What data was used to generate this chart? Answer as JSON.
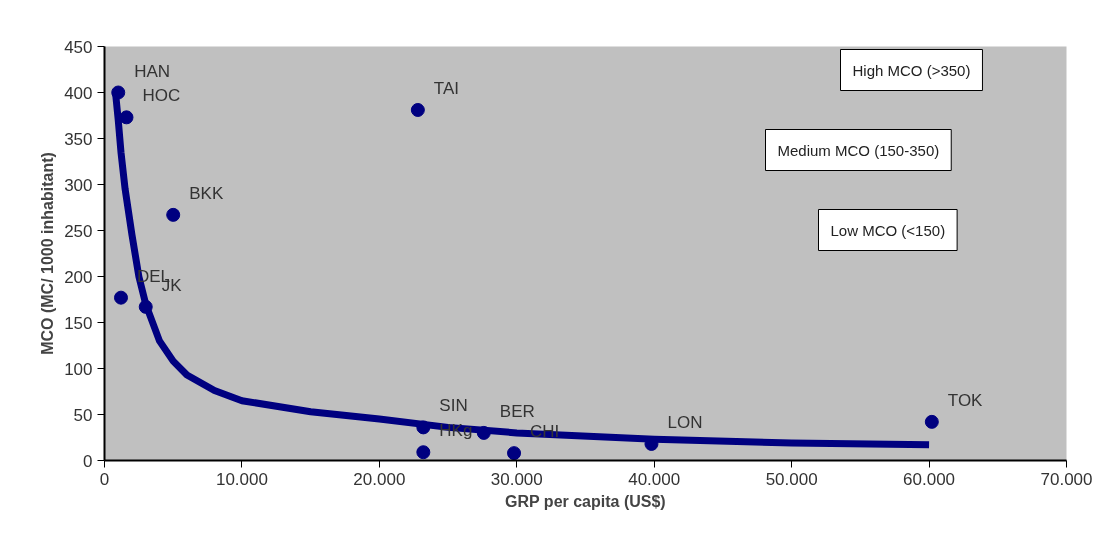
{
  "chart_data": {
    "type": "scatter",
    "xlabel": "GRP per capita (US$)",
    "ylabel": "MCO (MC/ 1000 inhabitant)",
    "series": [
      {
        "marker": "circle",
        "color": "#000080",
        "x": [
          1000,
          1600,
          22800,
          5000,
          1200,
          3000,
          23200,
          23200,
          27600,
          29800,
          39800,
          60200
        ],
        "values": [
          400,
          373,
          381,
          267,
          177,
          167,
          36,
          9,
          30,
          8,
          18,
          42
        ]
      },
      {
        "type": "line",
        "marker": "none",
        "color": "#000080",
        "x": [
          800,
          1000,
          1200,
          1500,
          2000,
          2500,
          3000,
          4000,
          5000,
          6000,
          8000,
          10000,
          15000,
          20000,
          25000,
          30000,
          40000,
          50000,
          60000
        ],
        "values": [
          400,
          370,
          335,
          295,
          245,
          200,
          170,
          130,
          108,
          93,
          76,
          65,
          53,
          45,
          36,
          30,
          23,
          19,
          17
        ]
      }
    ],
    "annotations": [
      {
        "text": "HAN",
        "x": 1000,
        "y": 400
      },
      {
        "text": "HOC",
        "x": 1600,
        "y": 373
      },
      {
        "text": "TAI",
        "x": 22800,
        "y": 381
      },
      {
        "text": "BKK",
        "x": 5000,
        "y": 267
      },
      {
        "text": "DEL",
        "x": 1200,
        "y": 177
      },
      {
        "text": "JK",
        "x": 3000,
        "y": 167
      },
      {
        "text": "SIN",
        "x": 23200,
        "y": 36
      },
      {
        "text": "HKg",
        "x": 23200,
        "y": 9
      },
      {
        "text": "BER",
        "x": 27600,
        "y": 30
      },
      {
        "text": "CHI",
        "x": 29800,
        "y": 8
      },
      {
        "text": "LON",
        "x": 39800,
        "y": 18
      },
      {
        "text": "TOK",
        "x": 60200,
        "y": 42
      },
      "High MCO (>350)",
      "Medium MCO (150-350)",
      "Low MCO (<150)"
    ],
    "xlim": [
      0,
      70000
    ],
    "ylim": [
      0,
      450
    ],
    "xticks": [
      0,
      {
        "value": 10000,
        "label": "10.000"
      },
      {
        "value": 20000,
        "label": "20.000"
      },
      {
        "value": 30000,
        "label": "30.000"
      },
      {
        "value": 40000,
        "label": "40.000"
      },
      {
        "value": 50000,
        "label": "50.000"
      },
      {
        "value": 60000,
        "label": "60.000"
      },
      {
        "value": 70000,
        "label": "70.000"
      }
    ],
    "yticks": [
      0,
      50,
      100,
      150,
      200,
      250,
      300,
      350,
      400,
      450
    ],
    "grid": false,
    "line_style": "solid"
  }
}
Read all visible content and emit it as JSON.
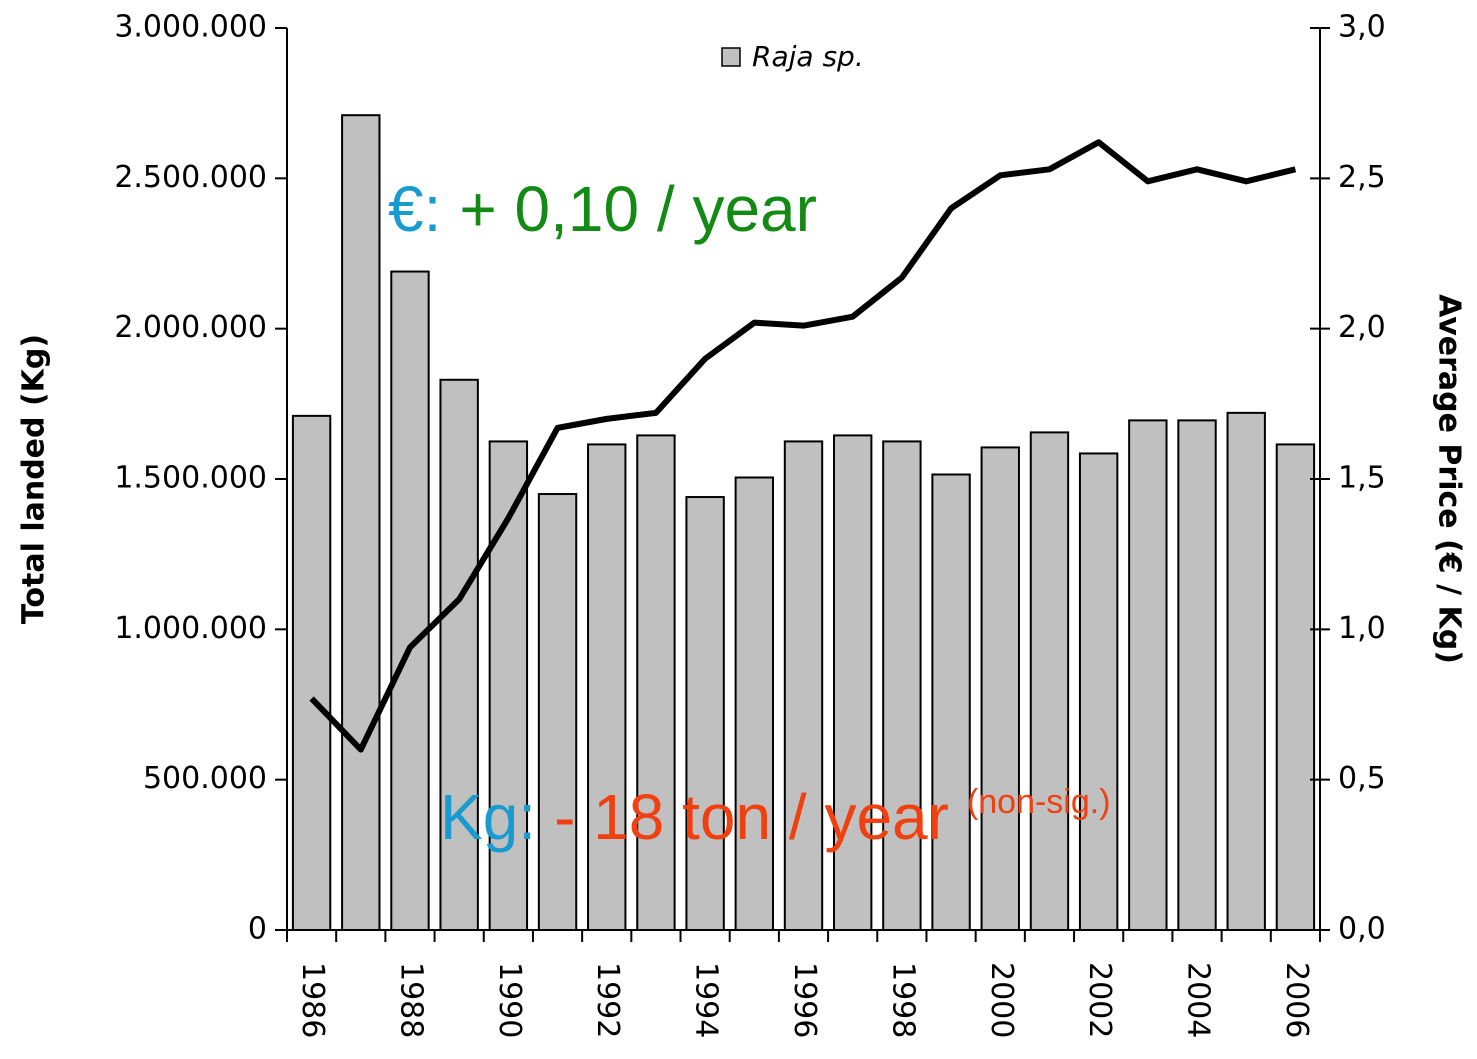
{
  "chart_data": {
    "type": "bar_line",
    "categories": [
      "1986",
      null,
      "1988",
      null,
      "1990",
      null,
      "1992",
      null,
      "1994",
      null,
      "1996",
      null,
      "1998",
      null,
      "2000",
      null,
      "2002",
      null,
      "2004",
      null,
      "2006"
    ],
    "series": [
      {
        "name": "Raja sp.",
        "type": "bar",
        "color": "#c0c0c0",
        "values": [
          1710000,
          2710000,
          2190000,
          1830000,
          1625000,
          1450000,
          1615000,
          1645000,
          1440000,
          1505000,
          1625000,
          1645000,
          1625000,
          1515000,
          1605000,
          1655000,
          1585000,
          1695000,
          1695000,
          1720000,
          1615000
        ]
      },
      {
        "type": "line",
        "axis": "y2",
        "color": "#000000",
        "values": [
          0.77,
          0.6,
          0.94,
          1.1,
          1.37,
          1.67,
          1.7,
          1.72,
          1.9,
          2.02,
          2.01,
          2.04,
          2.17,
          2.4,
          2.51,
          2.53,
          2.62,
          2.49,
          2.53,
          2.49,
          2.53
        ]
      }
    ],
    "ylabel": "Total landed (Kg)",
    "y2label": "Average Price (€ / Kg)",
    "ylim": [
      0,
      3000000
    ],
    "yticks": [
      {
        "value": 0,
        "label": "0"
      },
      {
        "value": 500000,
        "label": "500.000"
      },
      {
        "value": 1000000,
        "label": "1.000.000"
      },
      {
        "value": 1500000,
        "label": "1.500.000"
      },
      {
        "value": 2000000,
        "label": "2.000.000"
      },
      {
        "value": 2500000,
        "label": "2.500.000"
      },
      {
        "value": 3000000,
        "label": "3.000.000"
      }
    ],
    "y2lim": [
      0,
      3
    ],
    "y2ticks": [
      {
        "value": 0,
        "label": "0,0"
      },
      {
        "value": 0.5,
        "label": "0,5"
      },
      {
        "value": 1,
        "label": "1,0"
      },
      {
        "value": 1.5,
        "label": "1,5"
      },
      {
        "value": 2,
        "label": "2,0"
      },
      {
        "value": 2.5,
        "label": "2,5"
      },
      {
        "value": 3,
        "label": "3,0"
      }
    ],
    "legend": "top",
    "annotations": [
      {
        "parts": [
          {
            "text": "€:",
            "color": "#1a9bd0"
          },
          {
            "text": "+ 0,10 / year",
            "color": "#138a13"
          }
        ]
      },
      {
        "parts": [
          {
            "text": "Kg:",
            "color": "#1a9bd0"
          },
          {
            "text": "- 18 ton / year",
            "color": "#f04010"
          },
          {
            "text": "(non-sig.)",
            "color": "#f04010"
          }
        ]
      }
    ]
  }
}
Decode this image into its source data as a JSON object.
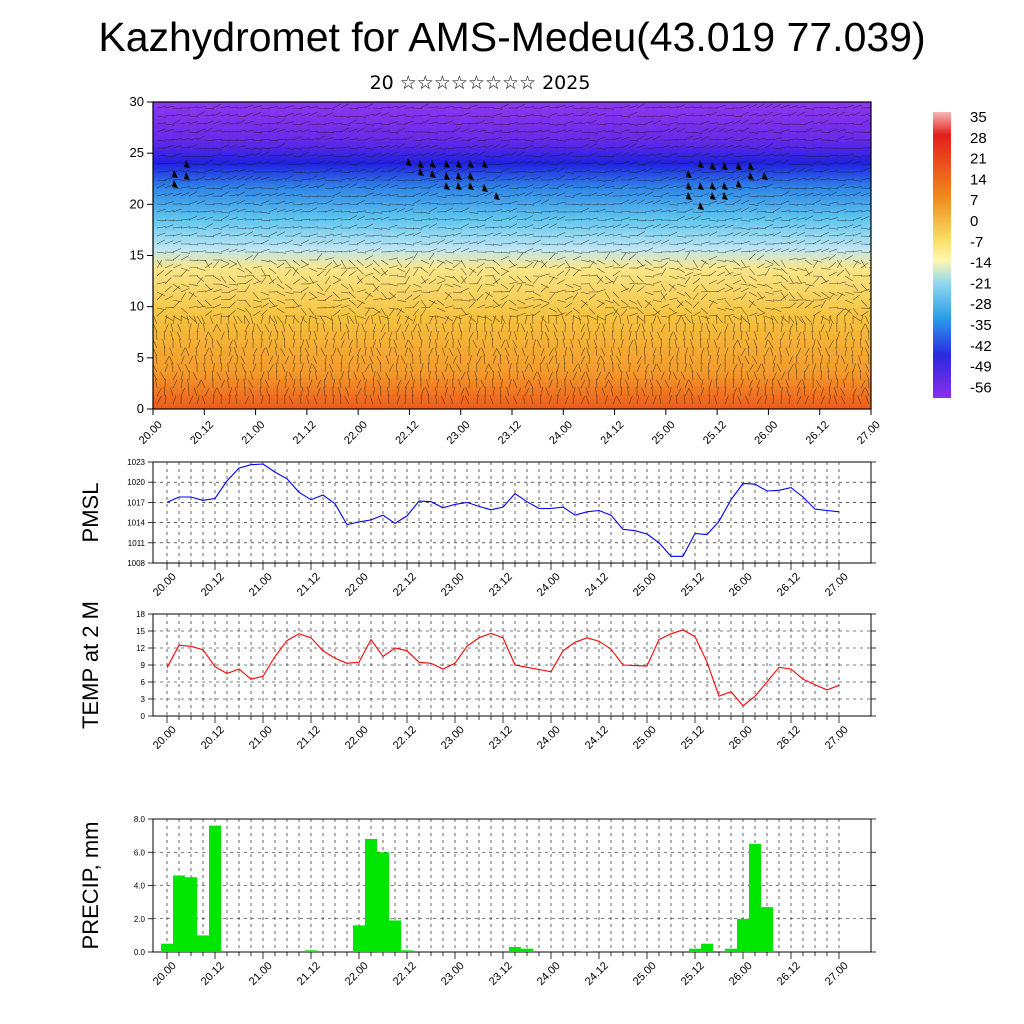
{
  "title": "Kazhydromet for AMS-Medeu(43.019 77.039)",
  "subtitle": "20 ☆☆☆☆☆☆☆☆ 2025",
  "time_ticks": [
    "20.00",
    "20.12",
    "21.00",
    "21.12",
    "22.00",
    "22.12",
    "23.00",
    "23.12",
    "24.00",
    "24.12",
    "25.00",
    "25.12",
    "26.00",
    "26.12",
    "27.00"
  ],
  "chart_data": [
    {
      "type": "heatmap",
      "name_key": "cross-section",
      "yticks": [
        "0",
        "5",
        "10",
        "15",
        "20",
        "25",
        "30"
      ],
      "ylim": [
        0,
        30
      ],
      "colorbar_labels": [
        "35",
        "28",
        "21",
        "14",
        "7",
        "0",
        "-7",
        "-14",
        "-21",
        "-28",
        "-35",
        "-42",
        "-49",
        "-56"
      ],
      "colors": {
        "warm": "#f0641e",
        "yellow": "#f8d75a",
        "cyan": "#5fc8f0",
        "blue": "#3c3cf0",
        "violet": "#8a2be2"
      }
    },
    {
      "type": "line",
      "ylabel": "PMSL",
      "yticks": [
        "1008",
        "1011",
        "1014",
        "1017",
        "1020",
        "1023"
      ],
      "ylim": [
        1008,
        1023
      ],
      "color": "#0000ff",
      "x": [
        "20.00",
        "20.03",
        "20.06",
        "20.09",
        "20.12",
        "20.15",
        "20.18",
        "20.21",
        "21.00",
        "21.03",
        "21.06",
        "21.09",
        "21.12",
        "21.15",
        "21.18",
        "21.21",
        "22.00",
        "22.03",
        "22.06",
        "22.09",
        "22.12",
        "22.15",
        "22.18",
        "22.21",
        "23.00",
        "23.03",
        "23.06",
        "23.09",
        "23.12",
        "23.15",
        "23.18",
        "23.21",
        "24.00",
        "24.03",
        "24.06",
        "24.09",
        "24.12",
        "24.15",
        "24.18",
        "24.21",
        "25.00",
        "25.03",
        "25.06",
        "25.09",
        "25.12",
        "25.15",
        "25.18",
        "25.21",
        "26.00",
        "26.03",
        "26.06",
        "26.09",
        "26.12",
        "26.15",
        "26.18",
        "26.21",
        "27.00"
      ],
      "values": [
        1017.0,
        1017.8,
        1017.8,
        1017.3,
        1017.6,
        1020.2,
        1022.1,
        1022.6,
        1022.7,
        1021.5,
        1020.5,
        1018.5,
        1017.4,
        1018.1,
        1016.8,
        1013.7,
        1014.1,
        1014.4,
        1015.1,
        1013.9,
        1015.0,
        1017.2,
        1017.1,
        1016.2,
        1016.7,
        1017.0,
        1016.4,
        1015.9,
        1016.3,
        1018.3,
        1017.1,
        1016.1,
        1016.1,
        1016.3,
        1015.1,
        1015.6,
        1015.8,
        1015.1,
        1013.0,
        1012.8,
        1012.3,
        1011.0,
        1009.0,
        1009.0,
        1012.4,
        1012.2,
        1014.2,
        1017.4,
        1019.8,
        1019.7,
        1018.7,
        1018.8,
        1019.2,
        1017.8,
        1016.0,
        1015.8,
        1015.6
      ]
    },
    {
      "type": "line",
      "ylabel": "TEMP at 2 M",
      "yticks": [
        "0",
        "3",
        "6",
        "9",
        "12",
        "15",
        "18"
      ],
      "ylim": [
        0,
        18
      ],
      "color": "#ff0000",
      "values": [
        8.5,
        12.5,
        12.3,
        11.7,
        8.7,
        7.5,
        8.3,
        6.5,
        7.0,
        10.5,
        13.3,
        14.5,
        13.8,
        11.5,
        10.2,
        9.3,
        9.5,
        13.5,
        10.5,
        12.0,
        11.5,
        9.5,
        9.3,
        8.3,
        9.3,
        12.3,
        13.8,
        14.6,
        13.8,
        9.0,
        8.6,
        8.2,
        7.8,
        11.5,
        13.0,
        13.8,
        13.2,
        11.8,
        9.0,
        8.9,
        8.8,
        13.5,
        14.5,
        15.2,
        14.0,
        9.5,
        3.5,
        4.3,
        1.8,
        3.5,
        6.0,
        8.6,
        8.3,
        6.5,
        5.5,
        4.6,
        5.4
      ]
    },
    {
      "type": "bar",
      "ylabel": "PRECIP, mm",
      "yticks": [
        "0.0",
        "2.0",
        "4.0",
        "6.0",
        "8.0"
      ],
      "ylim": [
        0,
        8
      ],
      "color": "#00e600",
      "values": [
        0.5,
        4.6,
        4.5,
        1.0,
        7.6,
        0,
        0,
        0,
        0,
        0,
        0,
        0,
        0.1,
        0,
        0,
        0,
        1.6,
        6.8,
        6.0,
        1.9,
        0.1,
        0,
        0,
        0,
        0,
        0,
        0,
        0,
        0,
        0.3,
        0.2,
        0,
        0,
        0,
        0,
        0.05,
        0,
        0,
        0,
        0,
        0,
        0,
        0,
        0,
        0.2,
        0.5,
        0,
        0.2,
        2.0,
        6.5,
        2.7,
        0,
        0,
        0,
        0,
        0,
        0
      ]
    }
  ]
}
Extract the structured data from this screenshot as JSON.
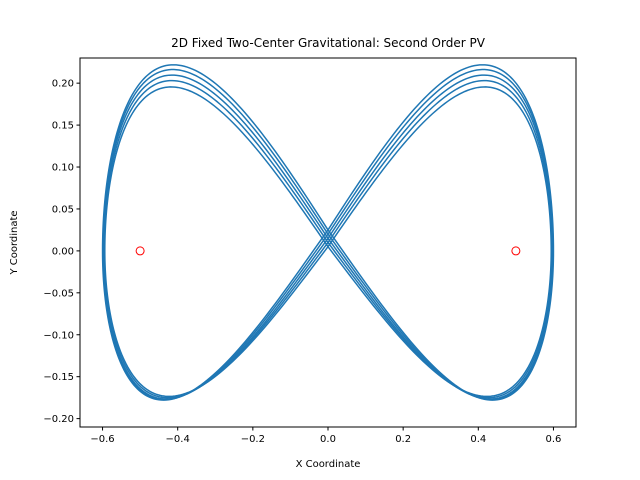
{
  "chart_data": {
    "type": "line",
    "title": "2D Fixed Two-Center Gravitational: Second Order PV",
    "xlabel": "X Coordinate",
    "ylabel": "Y Coordinate",
    "xlim": [
      -0.66,
      0.66
    ],
    "ylim": [
      -0.21,
      0.23
    ],
    "xticks": [
      -0.6,
      -0.4,
      -0.2,
      0.0,
      0.2,
      0.4,
      0.6
    ],
    "xtick_labels": [
      "−0.6",
      "−0.4",
      "−0.2",
      "0.0",
      "0.2",
      "0.4",
      "0.6"
    ],
    "yticks": [
      -0.2,
      -0.15,
      -0.1,
      -0.05,
      0.0,
      0.05,
      0.1,
      0.15,
      0.2
    ],
    "ytick_labels": [
      "−0.20",
      "−0.15",
      "−0.10",
      "−0.05",
      "0.00",
      "0.05",
      "0.10",
      "0.15",
      "0.20"
    ],
    "grid": false,
    "series": [
      {
        "kind": "trajectory",
        "color": "#1f77b4",
        "loops": [
          {
            "x_max": 0.594,
            "y_top": 0.193,
            "y_bottom": -0.176,
            "y_cross": 0.005
          },
          {
            "x_max": 0.596,
            "y_top": 0.198,
            "y_bottom": -0.18,
            "y_cross": 0.01
          },
          {
            "x_max": 0.598,
            "y_top": 0.202,
            "y_bottom": -0.184,
            "y_cross": 0.015
          },
          {
            "x_max": 0.599,
            "y_top": 0.206,
            "y_bottom": -0.187,
            "y_cross": 0.02
          },
          {
            "x_max": 0.6,
            "y_top": 0.209,
            "y_bottom": -0.19,
            "y_cross": 0.025
          }
        ]
      },
      {
        "kind": "centers",
        "marker": "open-circle",
        "color": "#ff0000",
        "points": [
          {
            "x": -0.5,
            "y": 0.0
          },
          {
            "x": 0.5,
            "y": 0.0
          }
        ]
      }
    ]
  }
}
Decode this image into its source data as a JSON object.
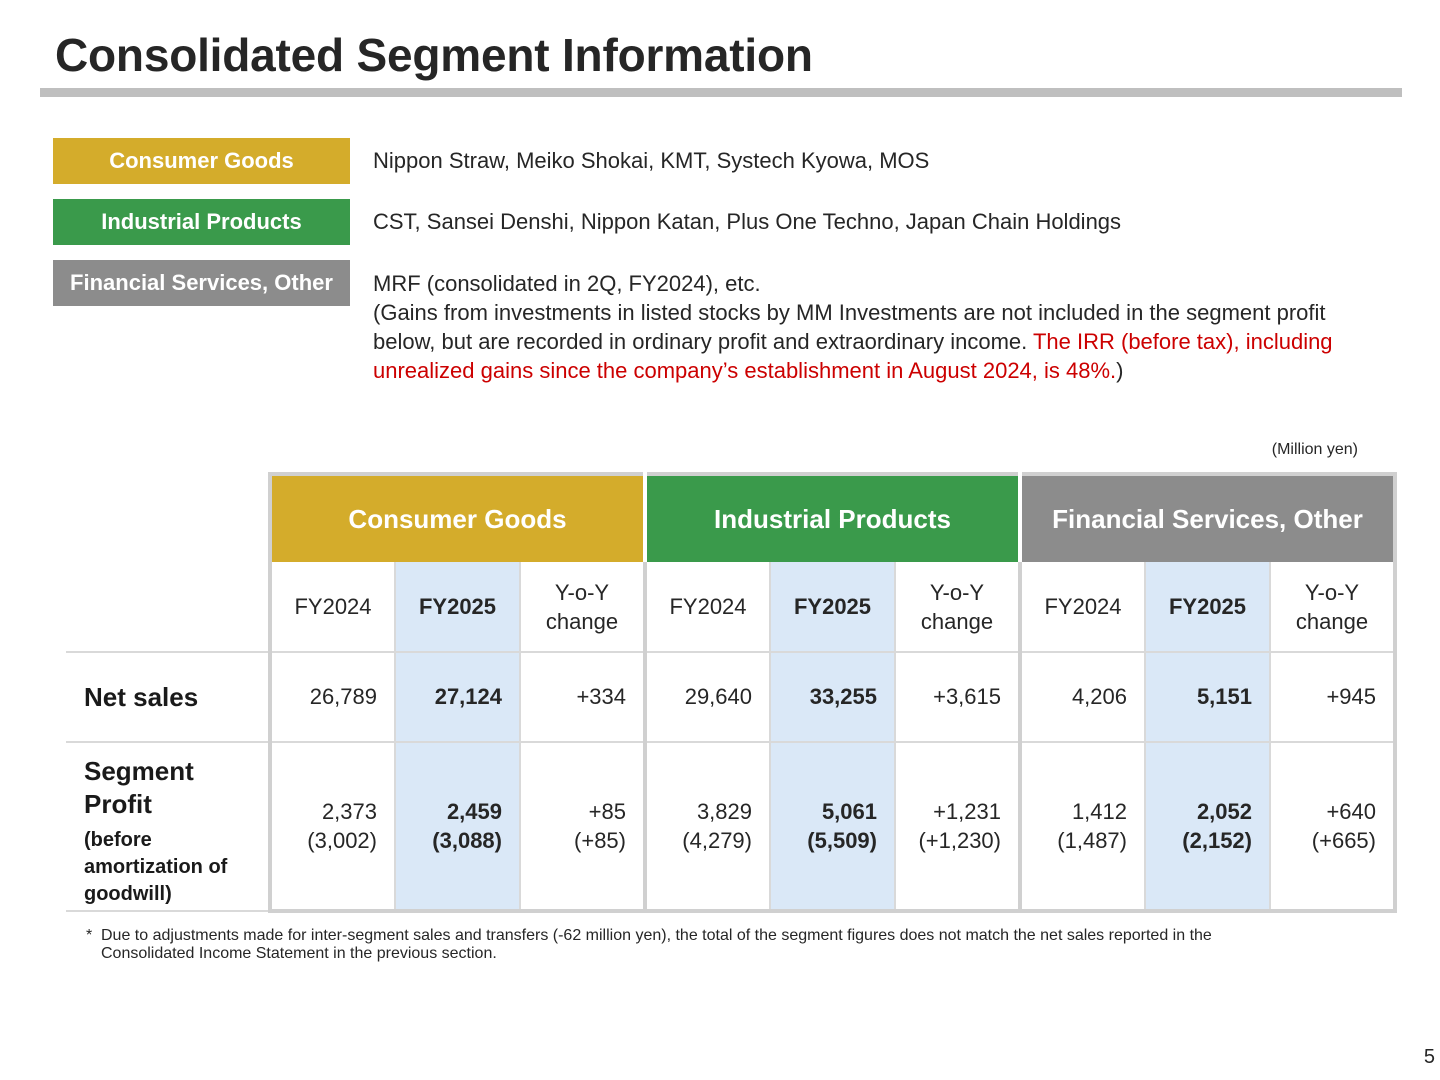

****************

Job
Pull out all lines containing "marker".

Answer to the exercise
        "marker": "circle",
        "marker": "none",
        "marker": "open-circle",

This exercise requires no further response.